Requirements =>
Copy out each line of the material below with no changes.

Data for this task =>

=======

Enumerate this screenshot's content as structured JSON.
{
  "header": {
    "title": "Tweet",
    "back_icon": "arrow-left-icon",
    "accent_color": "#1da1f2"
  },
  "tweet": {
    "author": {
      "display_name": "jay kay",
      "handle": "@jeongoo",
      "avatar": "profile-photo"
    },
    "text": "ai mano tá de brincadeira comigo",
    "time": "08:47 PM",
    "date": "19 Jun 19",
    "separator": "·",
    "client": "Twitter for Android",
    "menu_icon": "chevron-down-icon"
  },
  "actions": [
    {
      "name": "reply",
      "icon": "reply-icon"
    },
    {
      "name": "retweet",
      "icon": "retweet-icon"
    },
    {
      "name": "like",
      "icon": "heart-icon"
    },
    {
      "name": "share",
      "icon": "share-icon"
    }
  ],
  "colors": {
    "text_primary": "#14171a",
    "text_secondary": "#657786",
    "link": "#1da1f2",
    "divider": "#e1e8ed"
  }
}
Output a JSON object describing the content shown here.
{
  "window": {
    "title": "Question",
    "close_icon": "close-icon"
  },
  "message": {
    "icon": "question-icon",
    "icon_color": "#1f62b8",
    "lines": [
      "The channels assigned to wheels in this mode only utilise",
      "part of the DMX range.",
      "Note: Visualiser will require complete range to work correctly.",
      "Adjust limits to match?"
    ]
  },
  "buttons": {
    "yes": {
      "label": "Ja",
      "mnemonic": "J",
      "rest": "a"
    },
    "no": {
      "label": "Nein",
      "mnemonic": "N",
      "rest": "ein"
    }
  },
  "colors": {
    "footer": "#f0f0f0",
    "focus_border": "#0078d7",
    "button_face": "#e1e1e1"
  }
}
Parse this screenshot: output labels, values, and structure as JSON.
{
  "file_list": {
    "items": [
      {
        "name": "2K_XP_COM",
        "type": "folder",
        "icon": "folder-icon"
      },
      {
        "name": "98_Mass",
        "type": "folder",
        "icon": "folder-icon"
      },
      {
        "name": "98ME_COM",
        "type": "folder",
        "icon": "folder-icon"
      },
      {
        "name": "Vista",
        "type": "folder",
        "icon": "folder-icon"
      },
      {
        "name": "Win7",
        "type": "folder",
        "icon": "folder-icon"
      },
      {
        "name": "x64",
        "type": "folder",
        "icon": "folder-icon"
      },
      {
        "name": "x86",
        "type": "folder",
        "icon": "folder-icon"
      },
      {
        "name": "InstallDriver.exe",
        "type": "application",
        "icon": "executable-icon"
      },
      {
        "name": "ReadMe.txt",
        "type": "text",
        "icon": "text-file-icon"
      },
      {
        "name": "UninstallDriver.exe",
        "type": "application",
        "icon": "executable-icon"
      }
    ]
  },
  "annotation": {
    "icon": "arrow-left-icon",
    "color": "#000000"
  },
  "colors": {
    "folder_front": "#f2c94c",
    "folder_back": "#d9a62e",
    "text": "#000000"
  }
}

=======

Answer =>
Enumerate this screenshot's content as structured JSON.
{
  "header": {
    "title": "Tweet",
    "back_icon": "arrow-left-icon",
    "accent_color": "#1da1f2"
  },
  "tweet": {
    "author": {
      "display_name": "jay kay",
      "handle": "@jeongoo",
      "avatar": "profile-photo"
    },
    "text": "ai mano tá de brincadeira comigo",
    "time": "08:47 PM",
    "date": "19 Jun 19",
    "separator": "·",
    "client": "Twitter for Android",
    "menu_icon": "chevron-down-icon"
  },
  "actions": [
    {
      "name": "reply",
      "icon": "reply-icon"
    },
    {
      "name": "retweet",
      "icon": "retweet-icon"
    },
    {
      "name": "like",
      "icon": "heart-icon"
    },
    {
      "name": "share",
      "icon": "share-icon"
    }
  ],
  "colors": {
    "text_primary": "#14171a",
    "text_secondary": "#657786",
    "link": "#1da1f2",
    "divider": "#e1e8ed"
  }
}
Output a JSON object describing the content shown here.
{
  "window": {
    "title": "Question",
    "close_icon": "close-icon"
  },
  "message": {
    "icon": "question-icon",
    "icon_color": "#1f62b8",
    "lines": [
      "The channels assigned to wheels in this mode only utilise",
      "part of the DMX range.",
      "Note: Visualiser will require complete range to work correctly.",
      "Adjust limits to match?"
    ]
  },
  "buttons": {
    "yes": {
      "label": "Ja",
      "mnemonic": "J",
      "rest": "a"
    },
    "no": {
      "label": "Nein",
      "mnemonic": "N",
      "rest": "ein"
    }
  },
  "colors": {
    "footer": "#f0f0f0",
    "focus_border": "#0078d7",
    "button_face": "#e1e1e1"
  }
}
Parse this screenshot: output labels, values, and structure as JSON.
{
  "file_list": {
    "items": [
      {
        "name": "2K_XP_COM",
        "type": "folder",
        "icon": "folder-icon"
      },
      {
        "name": "98_Mass",
        "type": "folder",
        "icon": "folder-icon"
      },
      {
        "name": "98ME_COM",
        "type": "folder",
        "icon": "folder-icon"
      },
      {
        "name": "Vista",
        "type": "folder",
        "icon": "folder-icon"
      },
      {
        "name": "Win7",
        "type": "folder",
        "icon": "folder-icon"
      },
      {
        "name": "x64",
        "type": "folder",
        "icon": "folder-icon"
      },
      {
        "name": "x86",
        "type": "folder",
        "icon": "folder-icon"
      },
      {
        "name": "InstallDriver.exe",
        "type": "application",
        "icon": "executable-icon"
      },
      {
        "name": "ReadMe.txt",
        "type": "text",
        "icon": "text-file-icon"
      },
      {
        "name": "UninstallDriver.exe",
        "type": "application",
        "icon": "executable-icon"
      }
    ]
  },
  "annotation": {
    "icon": "arrow-left-icon",
    "color": "#000000"
  },
  "colors": {
    "folder_front": "#f2c94c",
    "folder_back": "#d9a62e",
    "text": "#000000"
  }
}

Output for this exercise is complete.